TASK DETAILS →
Answer these questions using the passage on Maine's history:
(a) Which French explorer arrived in 1604?
(b) On what date did Maine become the 23rd state?
(c) In which two textile mill cities did French-Canadians come to work in the late 1800s?

QUOTED PASSAGE →
------------------------

Most of Maine’s border is shared with the nation of Canada and only borders one U. S. state, that of New Hampshire. The region’s early native Indians included the Abenaki, Passamaquoddy and Penobscots. They eventually have been moved to separate Indian lands, but remained within the area.

The Europeans arrived in 1604 with the French explorer, Samuel de Champlain. The French designated the vast region as ‘Acadia.’ The English, from the Plymouth Company, started a settlement, the Popham Colony, in the Maine vicinity in 1607. It quickly proves to be too harsh a climate for the English to survive. The York Colony was the second settlement attempted in 1623 by English explorer Captain Christopher Levett, yet it failed as well. The area of Maine would eventually be part of the Massachusetts Bay Colony by 1652.

Between the 1650s to the 1740s, there was continual conflict over the Maine territory between the British and the French. When the English defeated the French in the French and Indian War in 1742, then the British had full control and a final border was established between the Maine district and the French Canadian regions. Both the English and French would play a major influence culturally as it relates to Maine genealogy.

Maine remained a district of the Massachusetts colony and of the state even after the conclusion of the American revolutionary War. It would not be until March 15, 1820 before Maine became the 23rd state.

In 1800 the Maine territory had 151,700 inhabitants. In the early part of the 19th century, with Maine part of Massachusetts and so close to the English controlled Canadian lands, eventually major military battles were fought in Maine with the War of 1812. After the war, Main was ready for statehood and the population soared to 298,300 people.

The vast forests proved a large benefit for business in Maine and the development of shipbuilding. The building of more and faster wooden sailing ships became very important after the 1849 California Gold Rush. With Maine’s long Atlantic Ocean coastline, fishing continued as a major occupation. Coming from Massachusetts were owners and workers of the cotton mills that were established in the 1820s in Maine. The quarrying of slate and granite providing jobs as did shoe-making and the making of bricks. With the harsh winters and rocky ground, farming was not a major industry.

Into the 1800s, several groups of pioneers from Maine left the state for new lands further west, the areas of Ohio, Indiana, Wisconsin, Minnesota and Illinois became popular new locations. However, in studying Maine genealogy, as some were leaving, new immigrates arrived. In the 1840s, many natives of Ireland (due to the potato famine) had relocated in Canada first, but soon headed south into Maine.

With the American Civil War, Maine totally supported the preservation of the Union and sent many of its men as soldiers. After the war, in the late 1800s, a massive surge of French-Canadians came to Maine to work in the textile mill cities of Lewiston and Biddeford. By the early 20th century, especially French-Canadian females came to Maine to begin new lives. Soon approximately 30 percent of the state’s population were of French-Canadian heritage. Many of the cultural traditions of the French-Canadians remained for decades and only by the 21st century have such customs started to fade.

------------------------

Layout annotation data:

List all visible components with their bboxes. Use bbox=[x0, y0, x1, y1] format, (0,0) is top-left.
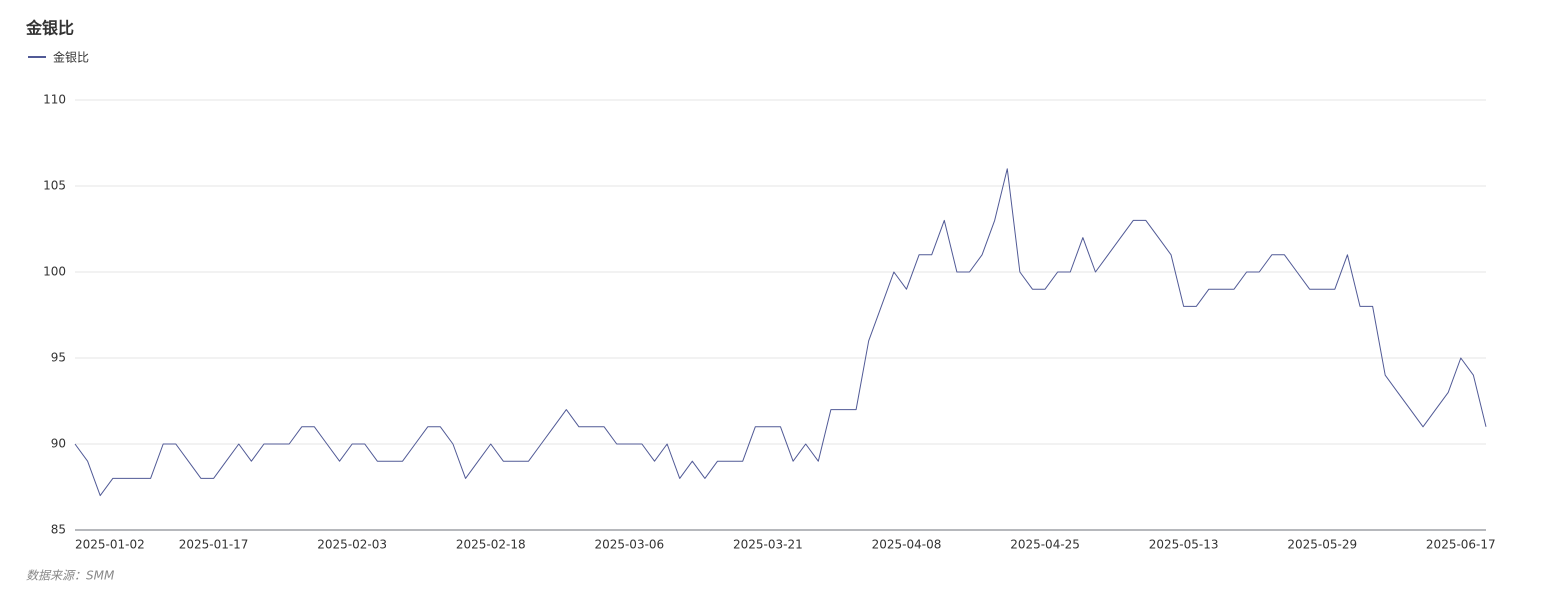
x-tick-label: 2025-04-08 bbox=[872, 538, 942, 552]
x-tick-label: 2025-04-25 bbox=[1010, 538, 1080, 552]
y-tick-label: 100 bbox=[43, 265, 66, 279]
x-tick-label: 2025-01-17 bbox=[179, 538, 249, 552]
y-tick-label: 90 bbox=[51, 437, 66, 451]
line-series bbox=[74, 168, 1487, 497]
chart-title: 金银比 bbox=[25, 19, 74, 38]
x-tick-label: 2025-01-02 bbox=[75, 538, 145, 552]
x-tick-label: 2025-05-13 bbox=[1149, 538, 1219, 552]
y-tick-label: 110 bbox=[43, 93, 66, 107]
x-tick-label: 2025-02-03 bbox=[317, 538, 387, 552]
x-tick-label: 2025-03-21 bbox=[733, 538, 803, 552]
x-tick-label: 2025-02-18 bbox=[456, 538, 526, 552]
y-tick-label: 105 bbox=[43, 179, 66, 193]
x-tick-label: 2025-03-06 bbox=[594, 538, 664, 552]
y-tick-label: 85 bbox=[51, 523, 66, 537]
x-tick-label: 2025-06-17 bbox=[1426, 538, 1496, 552]
y-tick-label: 95 bbox=[51, 351, 66, 365]
source-note: 数据来源：SMM bbox=[26, 569, 115, 583]
legend-label: 金银比 bbox=[53, 50, 89, 65]
x-tick-label: 2025-05-29 bbox=[1287, 538, 1357, 552]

------------------------

RESULT →
(a) Samuel de Champlain
(b) March 15, 1820
(c) Lewiston and Biddeford